Start of LISTED RECORDS

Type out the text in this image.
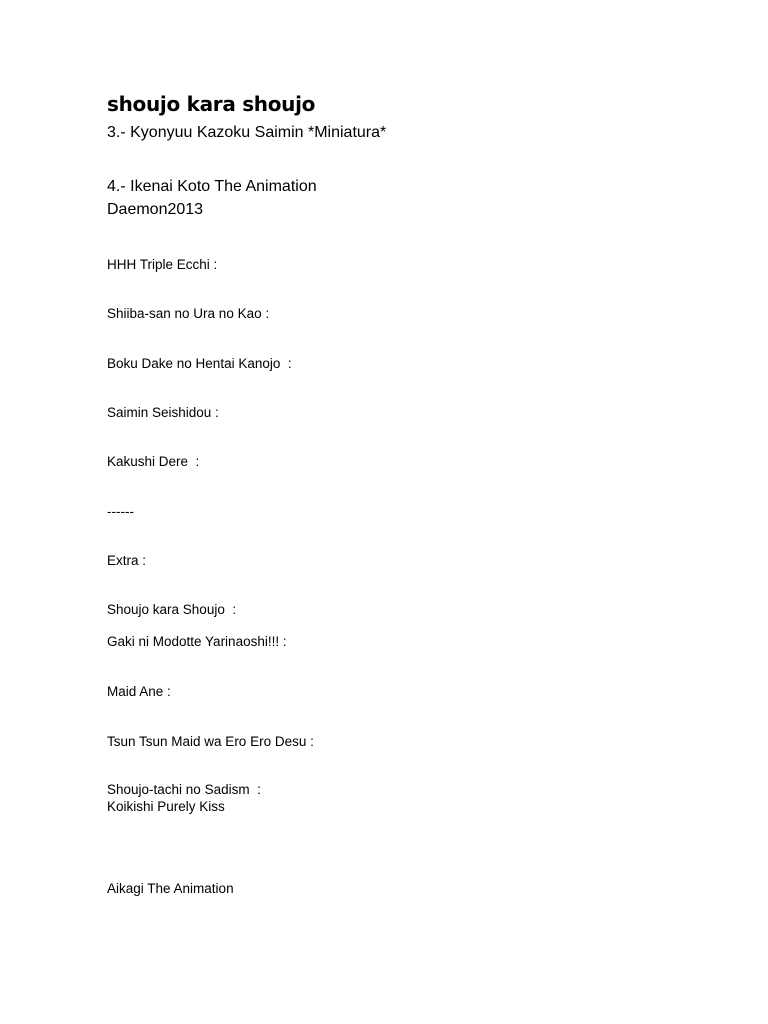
shoujo kara shoujo
3.- Kyonyuu Kazoku Saimin *Miniatura*
4.- Ikenai Koto The Animation
Daemon2013
HHH Triple Ecchi :
Shiiba-san no Ura no Kao :
Boku Dake no Hentai Kanojo  :
Saimin Seishidou :
Kakushi Dere  :
------
Extra :
Shoujo kara Shoujo  :
Gaki ni Modotte Yarinaoshi!!! :
Maid Ane :
Tsun Tsun Maid wa Ero Ero Desu :
Shoujo-tachi no Sadism  :
Koikishi Purely Kiss
Aikagi The Animation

End of LISTED RECORDS

PROMPT => Reproduce the listing exactly. Leave its pictures out.

RESULT =>
Type out the text in this image.
shoujo kara shoujo
3.- Kyonyuu Kazoku Saimin *Miniatura*
4.- Ikenai Koto The Animation
Daemon2013
HHH Triple Ecchi :
Shiiba-san no Ura no Kao :
Boku Dake no Hentai Kanojo  :
Saimin Seishidou :
Kakushi Dere  :
------
Extra :
Shoujo kara Shoujo  :
Gaki ni Modotte Yarinaoshi!!! :
Maid Ane :
Tsun Tsun Maid wa Ero Ero Desu :
Shoujo-tachi no Sadism  :
Koikishi Purely Kiss
Aikagi The Animation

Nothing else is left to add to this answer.